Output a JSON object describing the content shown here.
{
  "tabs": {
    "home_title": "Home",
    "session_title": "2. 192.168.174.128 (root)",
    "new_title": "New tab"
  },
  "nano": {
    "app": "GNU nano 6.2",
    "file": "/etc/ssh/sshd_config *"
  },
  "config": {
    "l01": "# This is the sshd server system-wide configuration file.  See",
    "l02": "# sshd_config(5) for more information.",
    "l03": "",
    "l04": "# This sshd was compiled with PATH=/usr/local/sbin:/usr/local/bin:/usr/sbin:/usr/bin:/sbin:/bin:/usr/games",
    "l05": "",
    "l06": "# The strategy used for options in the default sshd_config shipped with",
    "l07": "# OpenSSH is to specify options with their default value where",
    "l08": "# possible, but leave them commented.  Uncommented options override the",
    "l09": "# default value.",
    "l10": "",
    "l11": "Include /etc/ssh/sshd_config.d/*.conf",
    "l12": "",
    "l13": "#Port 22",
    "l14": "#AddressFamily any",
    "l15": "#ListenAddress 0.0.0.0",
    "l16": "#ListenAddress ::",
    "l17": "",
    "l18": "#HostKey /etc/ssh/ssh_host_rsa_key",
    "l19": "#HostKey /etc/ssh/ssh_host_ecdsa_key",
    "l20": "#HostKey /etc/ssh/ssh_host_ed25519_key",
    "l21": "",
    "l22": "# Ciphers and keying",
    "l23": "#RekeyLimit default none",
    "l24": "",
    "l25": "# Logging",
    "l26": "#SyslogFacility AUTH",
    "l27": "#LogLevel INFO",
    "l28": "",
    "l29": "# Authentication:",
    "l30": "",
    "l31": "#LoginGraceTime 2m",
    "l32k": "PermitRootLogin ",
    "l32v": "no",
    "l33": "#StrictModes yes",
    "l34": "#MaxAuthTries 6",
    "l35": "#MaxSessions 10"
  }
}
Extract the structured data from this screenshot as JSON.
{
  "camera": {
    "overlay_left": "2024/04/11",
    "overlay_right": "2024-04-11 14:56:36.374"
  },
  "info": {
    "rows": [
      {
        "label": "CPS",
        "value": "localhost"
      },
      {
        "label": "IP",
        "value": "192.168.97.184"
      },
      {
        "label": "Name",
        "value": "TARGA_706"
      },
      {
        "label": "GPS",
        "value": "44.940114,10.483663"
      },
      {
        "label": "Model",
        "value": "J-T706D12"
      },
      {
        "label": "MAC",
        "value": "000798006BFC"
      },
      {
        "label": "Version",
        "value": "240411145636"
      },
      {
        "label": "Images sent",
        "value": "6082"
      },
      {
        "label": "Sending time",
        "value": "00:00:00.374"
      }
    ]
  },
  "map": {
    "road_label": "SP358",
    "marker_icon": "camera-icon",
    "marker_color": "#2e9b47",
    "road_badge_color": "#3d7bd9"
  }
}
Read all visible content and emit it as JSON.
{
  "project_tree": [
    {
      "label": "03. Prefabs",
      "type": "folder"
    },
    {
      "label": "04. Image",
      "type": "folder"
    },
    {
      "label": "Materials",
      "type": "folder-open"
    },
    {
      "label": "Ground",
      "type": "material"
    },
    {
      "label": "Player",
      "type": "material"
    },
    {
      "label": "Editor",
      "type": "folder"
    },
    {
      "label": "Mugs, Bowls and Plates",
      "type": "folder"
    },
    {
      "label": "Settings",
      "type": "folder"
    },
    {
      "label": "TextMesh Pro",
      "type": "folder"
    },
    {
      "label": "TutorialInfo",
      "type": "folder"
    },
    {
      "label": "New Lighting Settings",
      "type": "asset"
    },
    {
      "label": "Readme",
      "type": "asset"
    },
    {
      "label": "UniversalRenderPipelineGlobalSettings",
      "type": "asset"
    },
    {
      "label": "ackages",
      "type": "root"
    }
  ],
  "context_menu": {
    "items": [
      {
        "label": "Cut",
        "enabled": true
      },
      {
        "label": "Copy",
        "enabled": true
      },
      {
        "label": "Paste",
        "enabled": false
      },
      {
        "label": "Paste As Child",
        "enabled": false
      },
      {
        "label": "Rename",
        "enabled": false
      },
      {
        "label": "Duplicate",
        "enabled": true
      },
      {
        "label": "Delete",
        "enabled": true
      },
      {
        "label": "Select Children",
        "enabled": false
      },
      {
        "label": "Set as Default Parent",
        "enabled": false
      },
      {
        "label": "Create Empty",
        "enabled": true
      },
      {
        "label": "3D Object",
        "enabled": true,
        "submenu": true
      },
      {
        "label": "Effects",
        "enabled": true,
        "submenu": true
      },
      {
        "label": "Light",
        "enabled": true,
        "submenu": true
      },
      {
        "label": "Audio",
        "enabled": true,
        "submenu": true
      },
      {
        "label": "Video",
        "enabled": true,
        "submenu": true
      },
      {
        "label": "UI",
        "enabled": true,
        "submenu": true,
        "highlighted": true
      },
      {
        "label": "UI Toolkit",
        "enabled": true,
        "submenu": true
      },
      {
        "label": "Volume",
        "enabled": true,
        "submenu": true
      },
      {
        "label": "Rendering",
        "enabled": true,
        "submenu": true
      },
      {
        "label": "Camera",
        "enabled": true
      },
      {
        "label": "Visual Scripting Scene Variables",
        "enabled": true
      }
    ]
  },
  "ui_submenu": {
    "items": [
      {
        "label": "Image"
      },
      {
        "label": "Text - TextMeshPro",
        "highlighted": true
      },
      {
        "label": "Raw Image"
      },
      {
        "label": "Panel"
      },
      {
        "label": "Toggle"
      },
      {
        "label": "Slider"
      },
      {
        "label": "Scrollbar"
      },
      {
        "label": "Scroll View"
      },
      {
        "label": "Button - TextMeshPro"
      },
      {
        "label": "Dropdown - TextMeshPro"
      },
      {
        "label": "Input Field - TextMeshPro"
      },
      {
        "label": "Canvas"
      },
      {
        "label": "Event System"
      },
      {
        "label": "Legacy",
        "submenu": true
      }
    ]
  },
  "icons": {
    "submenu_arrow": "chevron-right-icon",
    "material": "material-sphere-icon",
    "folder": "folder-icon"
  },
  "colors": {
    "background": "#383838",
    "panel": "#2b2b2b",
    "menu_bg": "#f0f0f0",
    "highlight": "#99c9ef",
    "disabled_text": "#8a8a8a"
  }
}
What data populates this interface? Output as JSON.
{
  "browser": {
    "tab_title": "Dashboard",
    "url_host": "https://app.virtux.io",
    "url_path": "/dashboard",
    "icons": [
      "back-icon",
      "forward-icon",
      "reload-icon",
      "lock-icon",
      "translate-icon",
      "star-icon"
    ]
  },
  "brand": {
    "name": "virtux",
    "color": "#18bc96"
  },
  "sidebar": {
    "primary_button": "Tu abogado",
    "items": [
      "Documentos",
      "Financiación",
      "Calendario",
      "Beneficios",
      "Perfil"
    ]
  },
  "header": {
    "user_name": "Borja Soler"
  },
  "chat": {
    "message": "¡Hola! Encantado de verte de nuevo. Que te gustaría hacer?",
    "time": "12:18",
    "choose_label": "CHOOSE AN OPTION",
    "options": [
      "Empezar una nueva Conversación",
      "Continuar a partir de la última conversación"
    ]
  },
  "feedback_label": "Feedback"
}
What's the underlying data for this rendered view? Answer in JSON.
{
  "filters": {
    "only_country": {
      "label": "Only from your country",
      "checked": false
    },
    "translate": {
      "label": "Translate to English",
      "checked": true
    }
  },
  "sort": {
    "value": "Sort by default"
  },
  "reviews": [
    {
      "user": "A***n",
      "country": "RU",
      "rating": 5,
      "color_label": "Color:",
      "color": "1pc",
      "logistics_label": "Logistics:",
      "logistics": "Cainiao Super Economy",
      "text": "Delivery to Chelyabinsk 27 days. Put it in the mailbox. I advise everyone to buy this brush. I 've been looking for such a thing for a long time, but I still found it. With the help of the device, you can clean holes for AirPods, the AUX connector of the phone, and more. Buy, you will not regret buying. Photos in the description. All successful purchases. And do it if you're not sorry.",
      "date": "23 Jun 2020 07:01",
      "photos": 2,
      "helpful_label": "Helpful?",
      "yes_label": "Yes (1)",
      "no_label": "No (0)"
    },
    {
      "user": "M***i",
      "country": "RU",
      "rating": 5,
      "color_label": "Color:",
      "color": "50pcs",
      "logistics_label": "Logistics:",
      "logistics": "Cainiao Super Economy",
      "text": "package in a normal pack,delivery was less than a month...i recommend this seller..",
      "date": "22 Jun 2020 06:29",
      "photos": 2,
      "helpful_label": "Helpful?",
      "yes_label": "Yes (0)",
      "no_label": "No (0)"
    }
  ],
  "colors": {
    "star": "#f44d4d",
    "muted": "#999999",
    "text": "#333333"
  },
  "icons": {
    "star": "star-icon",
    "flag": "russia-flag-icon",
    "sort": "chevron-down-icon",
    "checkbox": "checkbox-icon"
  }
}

━━━━━━━━━━━━━━━━

## Your objective
In the records above, collect each line with "JSON".

## Written answer
Output a JSON object describing the content shown here.
Extract the structured data from this screenshot as JSON.
Read all visible content and emit it as JSON.
What data populates this interface? Output as JSON.
What's the underlying data for this rendered view? Answer in JSON.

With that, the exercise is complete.